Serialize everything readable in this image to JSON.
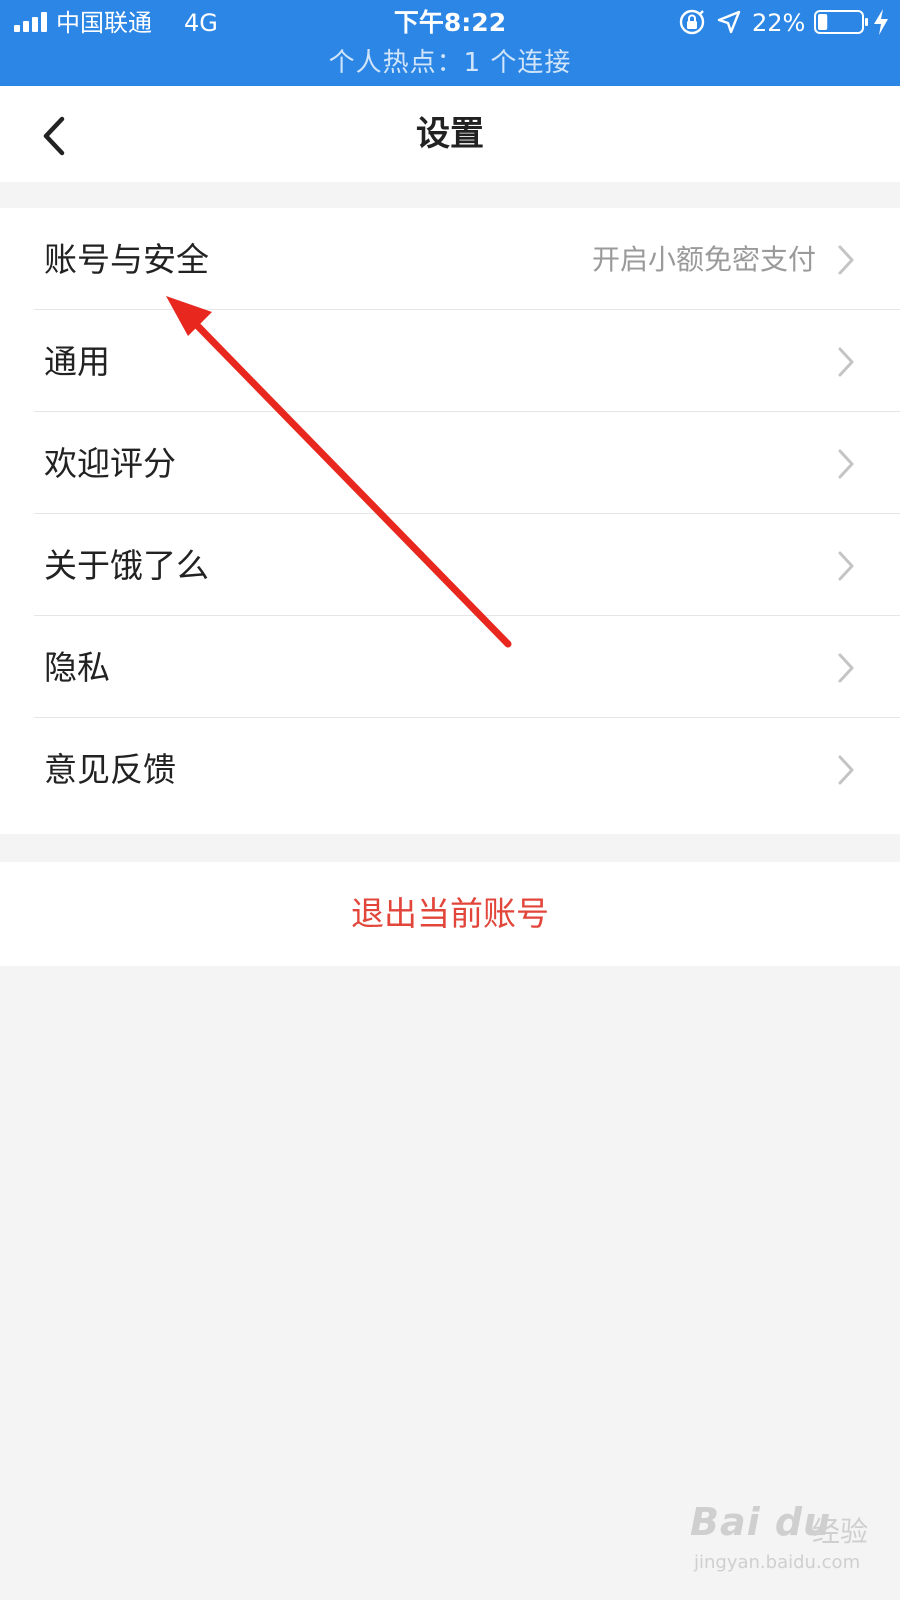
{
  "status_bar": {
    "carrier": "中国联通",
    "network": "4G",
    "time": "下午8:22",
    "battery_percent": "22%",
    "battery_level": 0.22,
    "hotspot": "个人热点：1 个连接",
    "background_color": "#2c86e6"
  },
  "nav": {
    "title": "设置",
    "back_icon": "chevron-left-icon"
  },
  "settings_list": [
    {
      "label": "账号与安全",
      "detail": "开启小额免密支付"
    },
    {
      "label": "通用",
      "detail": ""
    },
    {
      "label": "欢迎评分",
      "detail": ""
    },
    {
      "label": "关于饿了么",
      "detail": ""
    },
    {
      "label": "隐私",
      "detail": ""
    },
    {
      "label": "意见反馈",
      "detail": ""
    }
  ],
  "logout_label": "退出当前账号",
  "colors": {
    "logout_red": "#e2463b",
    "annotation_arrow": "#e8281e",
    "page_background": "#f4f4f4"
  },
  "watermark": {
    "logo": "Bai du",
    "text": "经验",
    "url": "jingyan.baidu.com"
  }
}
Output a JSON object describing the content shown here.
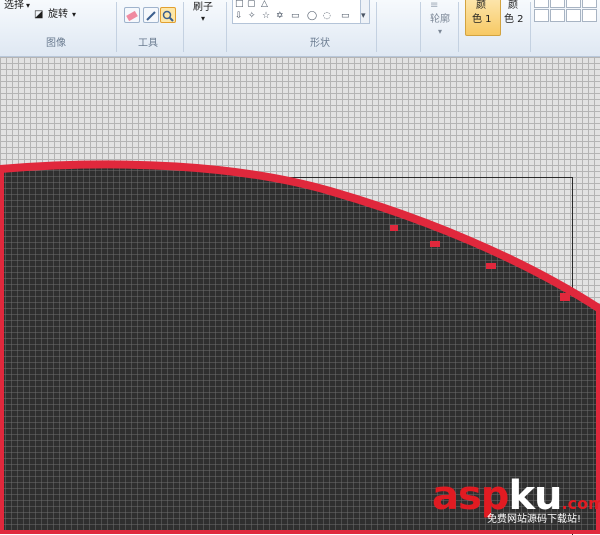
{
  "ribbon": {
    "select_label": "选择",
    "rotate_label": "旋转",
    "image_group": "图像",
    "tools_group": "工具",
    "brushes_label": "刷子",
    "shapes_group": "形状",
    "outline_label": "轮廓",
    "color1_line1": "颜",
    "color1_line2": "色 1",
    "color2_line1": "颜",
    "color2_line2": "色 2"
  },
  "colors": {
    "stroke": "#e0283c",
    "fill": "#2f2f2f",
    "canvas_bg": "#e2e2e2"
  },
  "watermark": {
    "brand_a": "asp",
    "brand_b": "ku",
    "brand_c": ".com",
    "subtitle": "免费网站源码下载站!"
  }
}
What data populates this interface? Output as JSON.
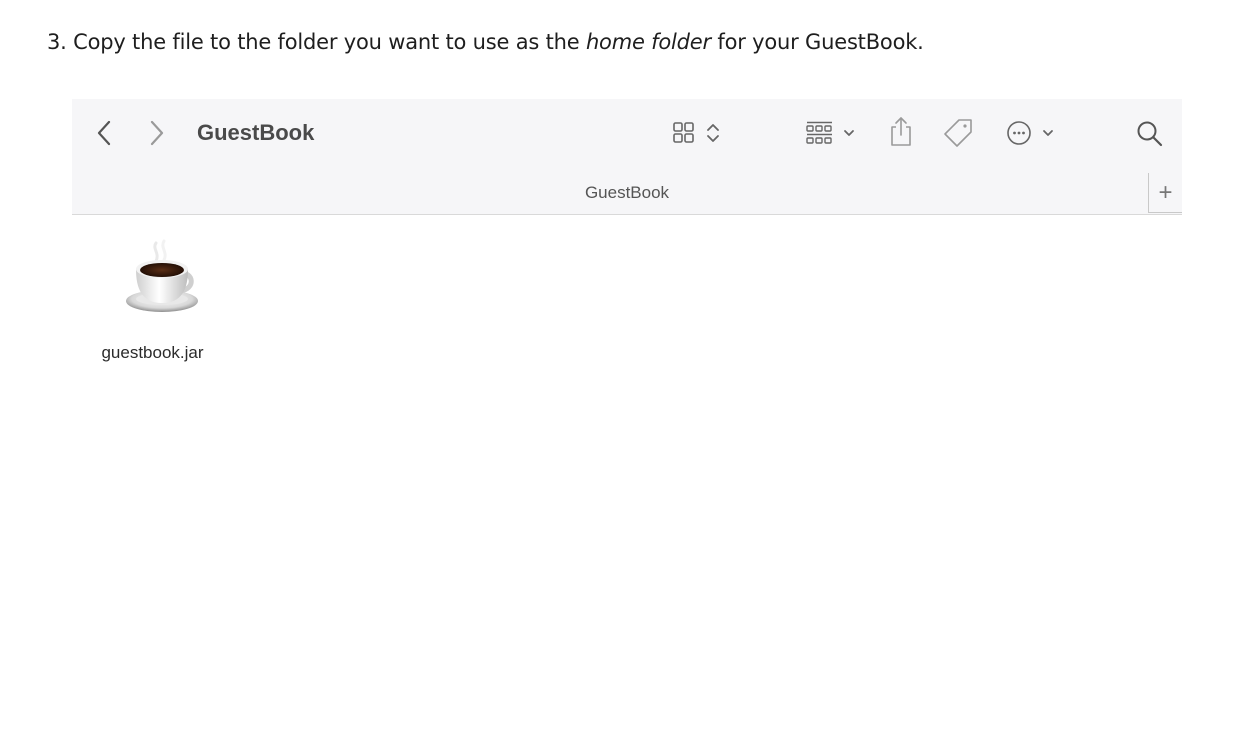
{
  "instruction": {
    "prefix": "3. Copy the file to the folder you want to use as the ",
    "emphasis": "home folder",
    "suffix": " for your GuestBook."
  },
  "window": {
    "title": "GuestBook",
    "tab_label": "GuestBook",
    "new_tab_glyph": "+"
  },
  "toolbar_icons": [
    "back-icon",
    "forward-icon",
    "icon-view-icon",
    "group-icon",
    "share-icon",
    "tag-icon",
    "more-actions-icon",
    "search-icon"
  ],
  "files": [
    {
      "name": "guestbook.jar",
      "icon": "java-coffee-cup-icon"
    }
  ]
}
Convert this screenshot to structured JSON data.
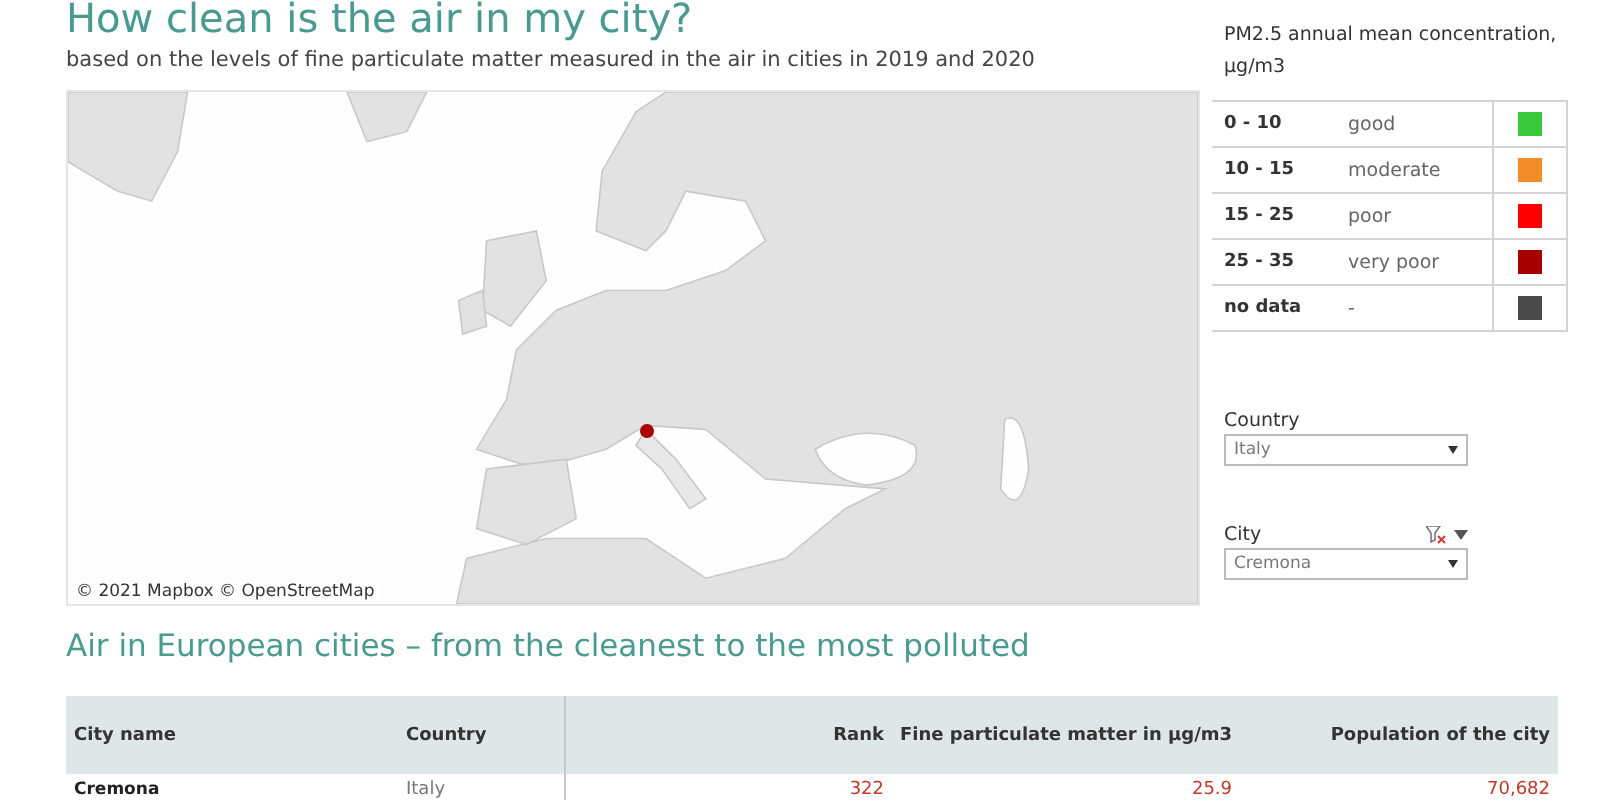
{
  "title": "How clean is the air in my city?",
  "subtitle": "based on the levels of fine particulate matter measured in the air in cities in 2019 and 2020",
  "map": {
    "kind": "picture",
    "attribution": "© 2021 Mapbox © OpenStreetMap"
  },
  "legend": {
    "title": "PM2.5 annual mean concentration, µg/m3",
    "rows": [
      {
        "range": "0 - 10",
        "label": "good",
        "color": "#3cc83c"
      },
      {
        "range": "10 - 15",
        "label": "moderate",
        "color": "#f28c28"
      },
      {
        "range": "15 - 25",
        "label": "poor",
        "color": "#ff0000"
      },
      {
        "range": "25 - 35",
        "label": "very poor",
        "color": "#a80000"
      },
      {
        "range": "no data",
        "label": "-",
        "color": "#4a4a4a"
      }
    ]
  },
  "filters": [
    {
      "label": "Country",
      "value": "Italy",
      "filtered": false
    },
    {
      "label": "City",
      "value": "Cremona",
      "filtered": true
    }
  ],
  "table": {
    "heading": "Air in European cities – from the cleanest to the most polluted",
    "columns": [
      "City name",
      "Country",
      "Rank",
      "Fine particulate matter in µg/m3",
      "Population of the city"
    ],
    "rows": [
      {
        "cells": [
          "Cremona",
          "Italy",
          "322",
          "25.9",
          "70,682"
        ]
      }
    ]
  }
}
-=-=-
# DIRECTION
Without the pictures, retype the whole of the material above exactly.

# RESULT
Serialize everything readable in this image to JSON.
{
  "status_bar": {
    "carrier": "中国联通",
    "network": "4G",
    "time": "下午8:22",
    "battery_percent": "22%",
    "battery_level": 0.22,
    "hotspot": "个人热点：1 个连接",
    "background_color": "#2c86e6"
  },
  "nav": {
    "title": "设置",
    "back_icon": "chevron-left-icon"
  },
  "settings_list": [
    {
      "label": "账号与安全",
      "detail": "开启小额免密支付"
    },
    {
      "label": "通用",
      "detail": ""
    },
    {
      "label": "欢迎评分",
      "detail": ""
    },
    {
      "label": "关于饿了么",
      "detail": ""
    },
    {
      "label": "隐私",
      "detail": ""
    },
    {
      "label": "意见反馈",
      "detail": ""
    }
  ],
  "logout_label": "退出当前账号",
  "colors": {
    "logout_red": "#e2463b",
    "annotation_arrow": "#e8281e",
    "page_background": "#f4f4f4"
  },
  "watermark": {
    "logo": "Bai du",
    "text": "经验",
    "url": "jingyan.baidu.com"
  }
}
Output a JSON object describing the content shown here.
{
  "ribbon": {
    "select_label": "选择",
    "rotate_label": "旋转",
    "image_group": "图像",
    "tools_group": "工具",
    "brushes_label": "刷子",
    "shapes_group": "形状",
    "outline_label": "轮廓",
    "color1_line1": "颜",
    "color1_line2": "色 1",
    "color2_line1": "颜",
    "color2_line2": "色 2"
  },
  "colors": {
    "stroke": "#e0283c",
    "fill": "#2f2f2f",
    "canvas_bg": "#e2e2e2"
  },
  "watermark": {
    "brand_a": "asp",
    "brand_b": "ku",
    "brand_c": ".com",
    "subtitle": "免费网站源码下载站!"
  }
}
What data populates this interface? Output as JSON.
{
  "instruction": {
    "prefix": "3. Copy the file to the folder you want to use as the ",
    "emphasis": "home folder",
    "suffix": " for your GuestBook."
  },
  "window": {
    "title": "GuestBook",
    "tab_label": "GuestBook",
    "new_tab_glyph": "+"
  },
  "toolbar_icons": [
    "back-icon",
    "forward-icon",
    "icon-view-icon",
    "group-icon",
    "share-icon",
    "tag-icon",
    "more-actions-icon",
    "search-icon"
  ],
  "files": [
    {
      "name": "guestbook.jar",
      "icon": "java-coffee-cup-icon"
    }
  ]
}
Convert this screenshot to structured JSON data.
{
  "title": "How clean is the air in my city?",
  "subtitle": "based on the levels of fine particulate matter measured in the air in cities in 2019 and 2020",
  "map": {
    "kind": "picture",
    "attribution": "© 2021 Mapbox © OpenStreetMap"
  },
  "legend": {
    "title": "PM2.5 annual mean concentration, µg/m3",
    "rows": [
      {
        "range": "0 - 10",
        "label": "good",
        "color": "#3cc83c"
      },
      {
        "range": "10 - 15",
        "label": "moderate",
        "color": "#f28c28"
      },
      {
        "range": "15 - 25",
        "label": "poor",
        "color": "#ff0000"
      },
      {
        "range": "25 - 35",
        "label": "very poor",
        "color": "#a80000"
      },
      {
        "range": "no data",
        "label": "-",
        "color": "#4a4a4a"
      }
    ]
  },
  "filters": [
    {
      "label": "Country",
      "value": "Italy",
      "filtered": false
    },
    {
      "label": "City",
      "value": "Cremona",
      "filtered": true
    }
  ],
  "table": {
    "heading": "Air in European cities – from the cleanest to the most polluted",
    "columns": [
      "City name",
      "Country",
      "Rank",
      "Fine particulate matter in µg/m3",
      "Population of the city"
    ],
    "rows": [
      {
        "cells": [
          "Cremona",
          "Italy",
          "322",
          "25.9",
          "70,682"
        ]
      }
    ]
  }
}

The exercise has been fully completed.